**Your task**
Pictures are not part of the copy; repeat everything else in the records exactly.

**Entries provided**
§ §
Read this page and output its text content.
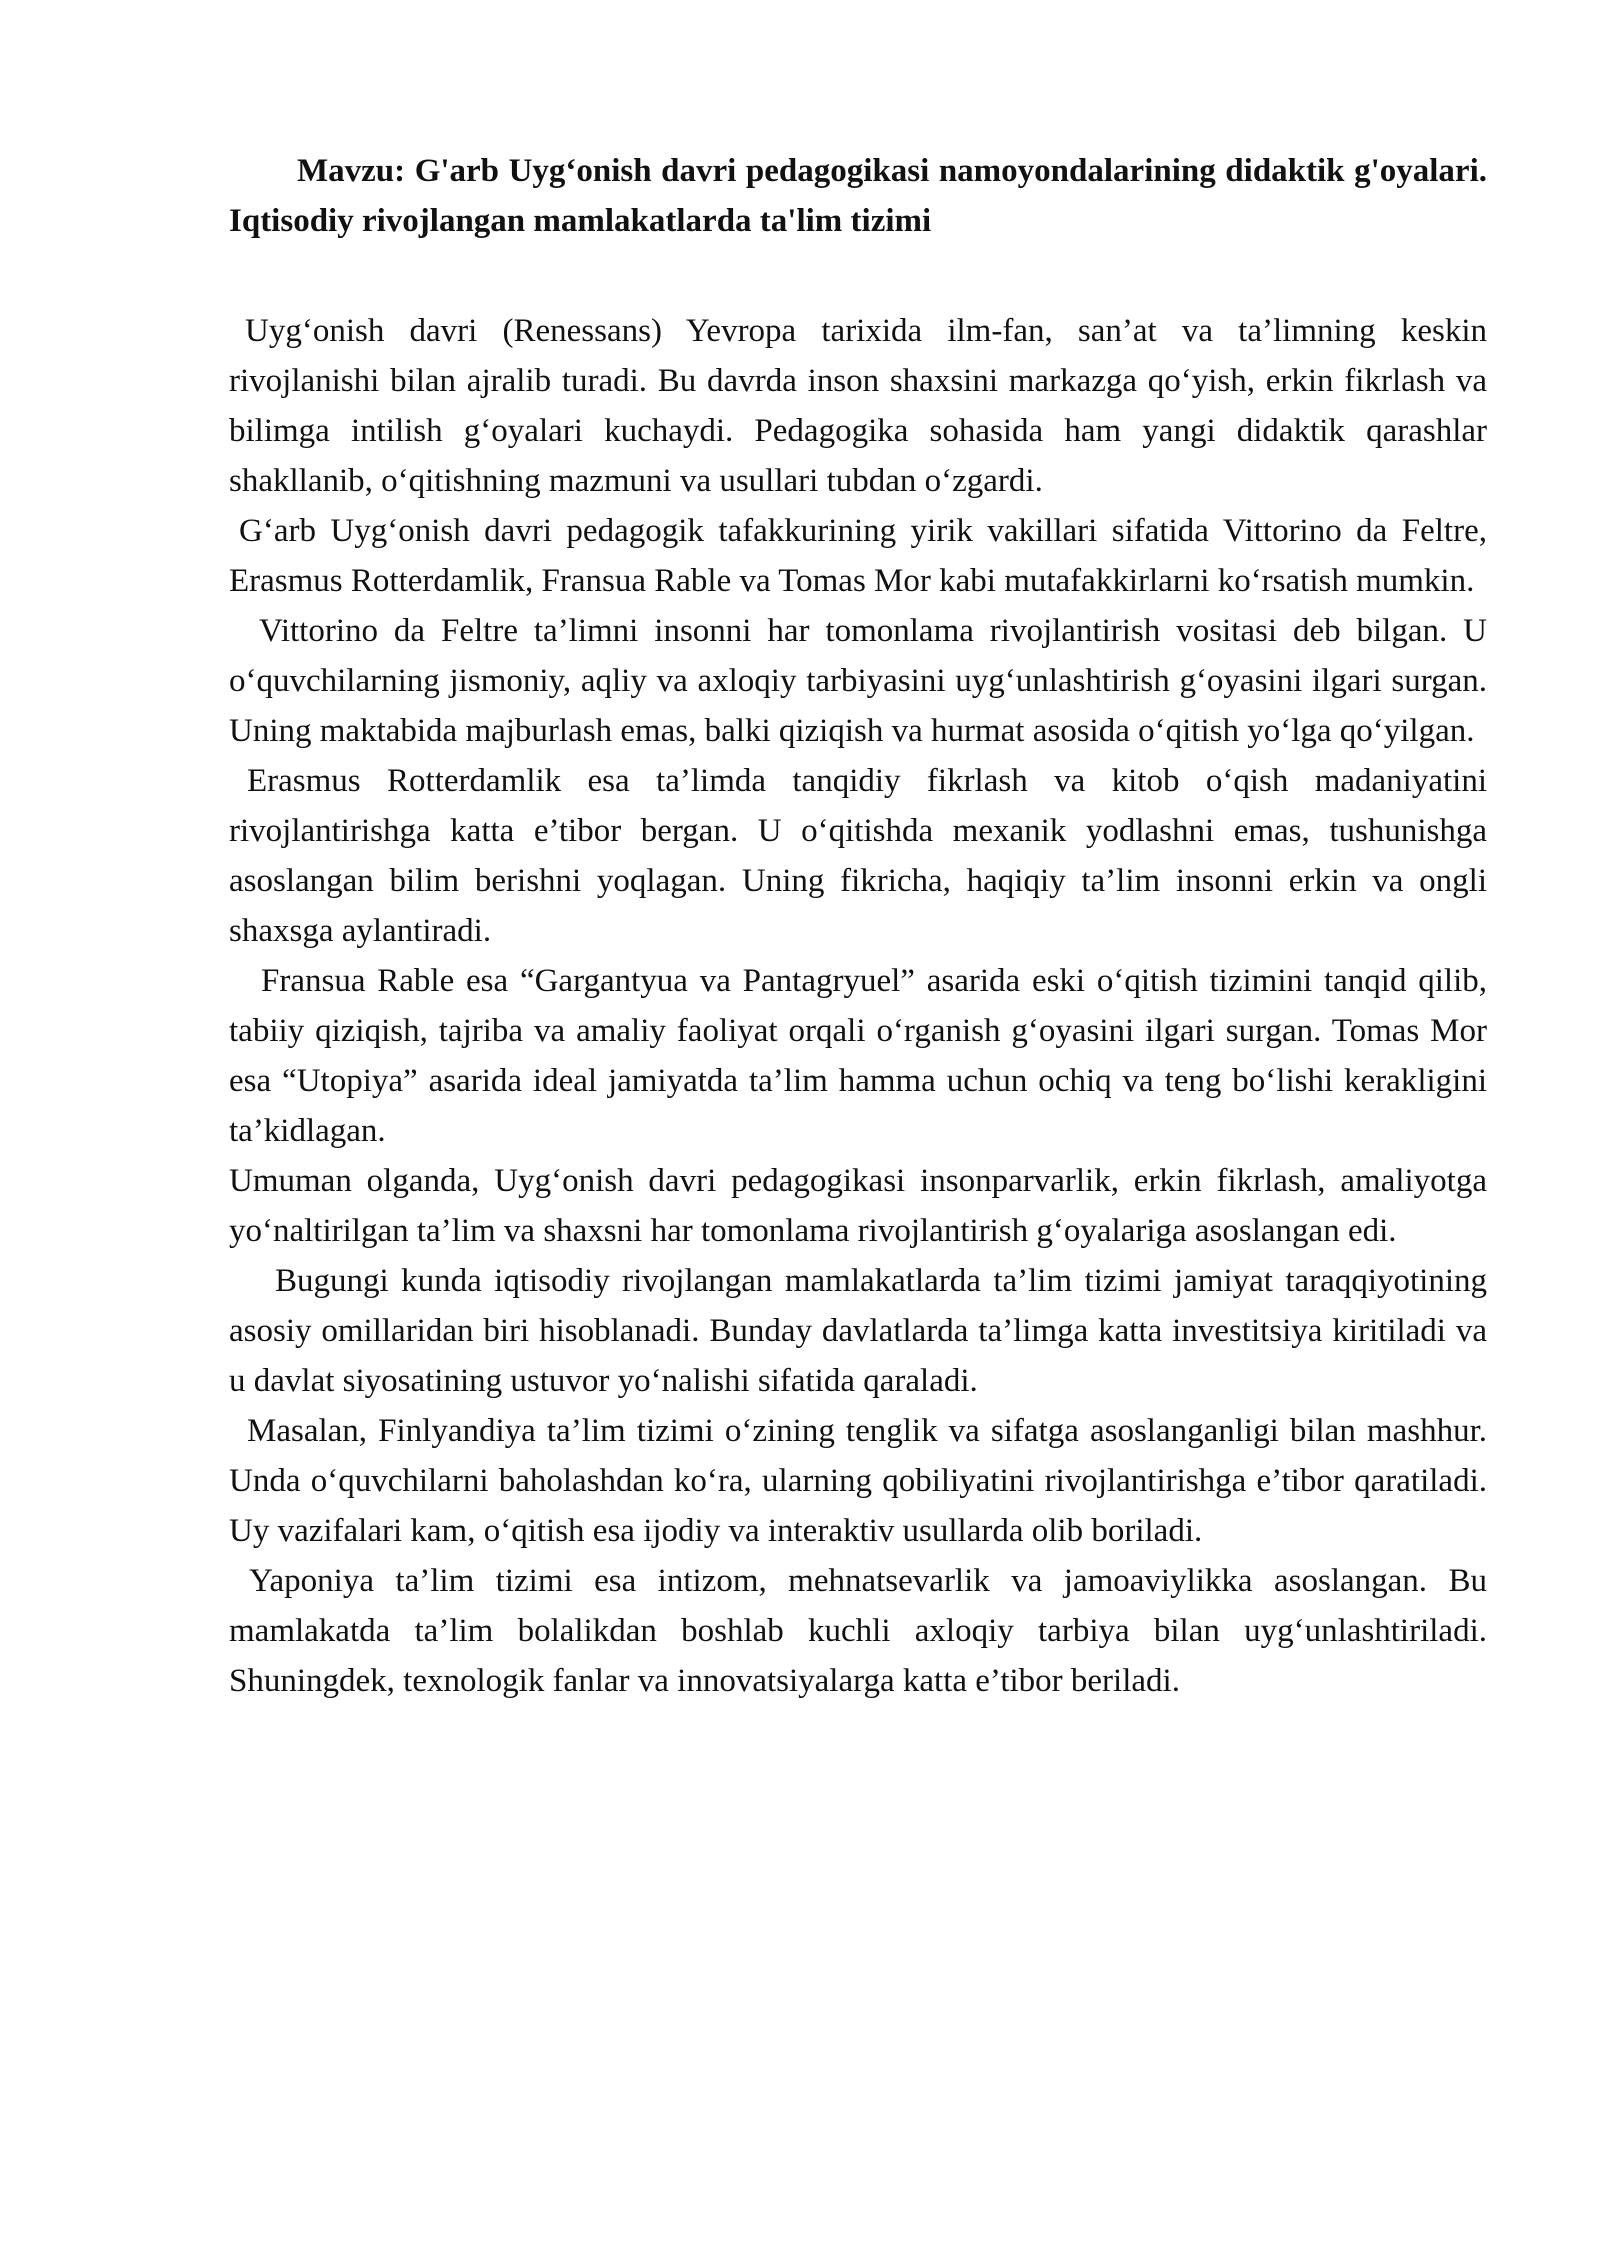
Mavzu: G'arb Uyg‘onish davri pedagogikasi namoyondalarining didaktik g'oyalari. Iqtisodiy rivojlangan mamlakatlarda ta'lim tizimi

Uyg‘onish davri (Renessans) Yevropa tarixida ilm-fan, san’at va ta’limning keskin rivojlanishi bilan ajralib turadi. Bu davrda inson shaxsini markazga qo‘yish, erkin fikrlash va bilimga intilish g‘oyalari kuchaydi. Pedagogika sohasida ham yangi didaktik qarashlar shakllanib, o‘qitishning mazmuni va usullari tubdan o‘zgardi.

G‘arb Uyg‘onish davri pedagogik tafakkurining yirik vakillari sifatida Vittorino da Feltre, Erasmus Rotterdamlik, Fransua Rable va Tomas Mor kabi mutafakkirlarni ko‘rsatish mumkin.

Vittorino da Feltre ta’limni insonni har tomonlama rivojlantirish vositasi deb bilgan. U o‘quvchilarning jismoniy, aqliy va axloqiy tarbiyasini uyg‘unlashtirish g‘oyasini ilgari surgan. Uning maktabida majburlash emas, balki qiziqish va hurmat asosida o‘qitish yo‘lga qo‘yilgan.

Erasmus Rotterdamlik esa ta’limda tanqidiy fikrlash va kitob o‘qish madaniyatini rivojlantirishga katta e’tibor bergan. U o‘qitishda mexanik yodlashni emas, tushunishga asoslangan bilim berishni yoqlagan. Uning fikricha, haqiqiy ta’lim insonni erkin va ongli shaxsga aylantiradi.

Fransua Rable esa “Gargantyua va Pantagryuel” asarida eski o‘qitish tizimini tanqid qilib, tabiiy qiziqish, tajriba va amaliy faoliyat orqali o‘rganish g‘oyasini ilgari surgan. Tomas Mor esa “Utopiya” asarida ideal jamiyatda ta’lim hamma uchun ochiq va teng bo‘lishi kerakligini ta’kidlagan.

Umuman olganda, Uyg‘onish davri pedagogikasi insonparvarlik, erkin fikrlash, amaliyotga yo‘naltirilgan ta’lim va shaxsni har tomonlama rivojlantirish g‘oyalariga asoslangan edi.

Bugungi kunda iqtisodiy rivojlangan mamlakatlarda ta’lim tizimi jamiyat taraqqiyotining asosiy omillaridan biri hisoblanadi. Bunday davlatlarda ta’limga katta investitsiya kiritiladi va u davlat siyosatining ustuvor yo‘nalishi sifatida qaraladi.

Masalan, Finlyandiya ta’lim tizimi o‘zining tenglik va sifatga asoslanganligi bilan mashhur. Unda o‘quvchilarni baholashdan ko‘ra, ularning qobiliyatini rivojlantirishga e’tibor qaratiladi. Uy vazifalari kam, o‘qitish esa ijodiy va interaktiv usullarda olib boriladi.

Yaponiya ta’lim tizimi esa intizom, mehnatsevarlik va jamoaviylikka asoslangan. Bu mamlakatda ta’lim bolalikdan boshlab kuchli axloqiy tarbiya bilan uyg‘unlashtiriladi. Shuningdek, texnologik fanlar va innovatsiyalarga katta e’tibor beriladi.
§ §
**Output for this task**
Read this page and output its text content.
Mavzu: G'arb Uyg‘onish davri pedagogikasi namoyondalarining didaktik g'oyalari. Iqtisodiy rivojlangan mamlakatlarda ta'lim tizimi

Uyg‘onish davri (Renessans) Yevropa tarixida ilm-fan, san’at va ta’limning keskin rivojlanishi bilan ajralib turadi. Bu davrda inson shaxsini markazga qo‘yish, erkin fikrlash va bilimga intilish g‘oyalari kuchaydi. Pedagogika sohasida ham yangi didaktik qarashlar shakllanib, o‘qitishning mazmuni va usullari tubdan o‘zgardi.

G‘arb Uyg‘onish davri pedagogik tafakkurining yirik vakillari sifatida Vittorino da Feltre, Erasmus Rotterdamlik, Fransua Rable va Tomas Mor kabi mutafakkirlarni ko‘rsatish mumkin.

Vittorino da Feltre ta’limni insonni har tomonlama rivojlantirish vositasi deb bilgan. U o‘quvchilarning jismoniy, aqliy va axloqiy tarbiyasini uyg‘unlashtirish g‘oyasini ilgari surgan. Uning maktabida majburlash emas, balki qiziqish va hurmat asosida o‘qitish yo‘lga qo‘yilgan.

Erasmus Rotterdamlik esa ta’limda tanqidiy fikrlash va kitob o‘qish madaniyatini rivojlantirishga katta e’tibor bergan. U o‘qitishda mexanik yodlashni emas, tushunishga asoslangan bilim berishni yoqlagan. Uning fikricha, haqiqiy ta’lim insonni erkin va ongli shaxsga aylantiradi.

Fransua Rable esa “Gargantyua va Pantagryuel” asarida eski o‘qitish tizimini tanqid qilib, tabiiy qiziqish, tajriba va amaliy faoliyat orqali o‘rganish g‘oyasini ilgari surgan. Tomas Mor esa “Utopiya” asarida ideal jamiyatda ta’lim hamma uchun ochiq va teng bo‘lishi kerakligini ta’kidlagan.

Umuman olganda, Uyg‘onish davri pedagogikasi insonparvarlik, erkin fikrlash, amaliyotga yo‘naltirilgan ta’lim va shaxsni har tomonlama rivojlantirish g‘oyalariga asoslangan edi.

Bugungi kunda iqtisodiy rivojlangan mamlakatlarda ta’lim tizimi jamiyat taraqqiyotining asosiy omillaridan biri hisoblanadi. Bunday davlatlarda ta’limga katta investitsiya kiritiladi va u davlat siyosatining ustuvor yo‘nalishi sifatida qaraladi.

Masalan, Finlyandiya ta’lim tizimi o‘zining tenglik va sifatga asoslanganligi bilan mashhur. Unda o‘quvchilarni baholashdan ko‘ra, ularning qobiliyatini rivojlantirishga e’tibor qaratiladi. Uy vazifalari kam, o‘qitish esa ijodiy va interaktiv usullarda olib boriladi.

Yaponiya ta’lim tizimi esa intizom, mehnatsevarlik va jamoaviylikka asoslangan. Bu mamlakatda ta’lim bolalikdan boshlab kuchli axloqiy tarbiya bilan uyg‘unlashtiriladi. Shuningdek, texnologik fanlar va innovatsiyalarga katta e’tibor beriladi.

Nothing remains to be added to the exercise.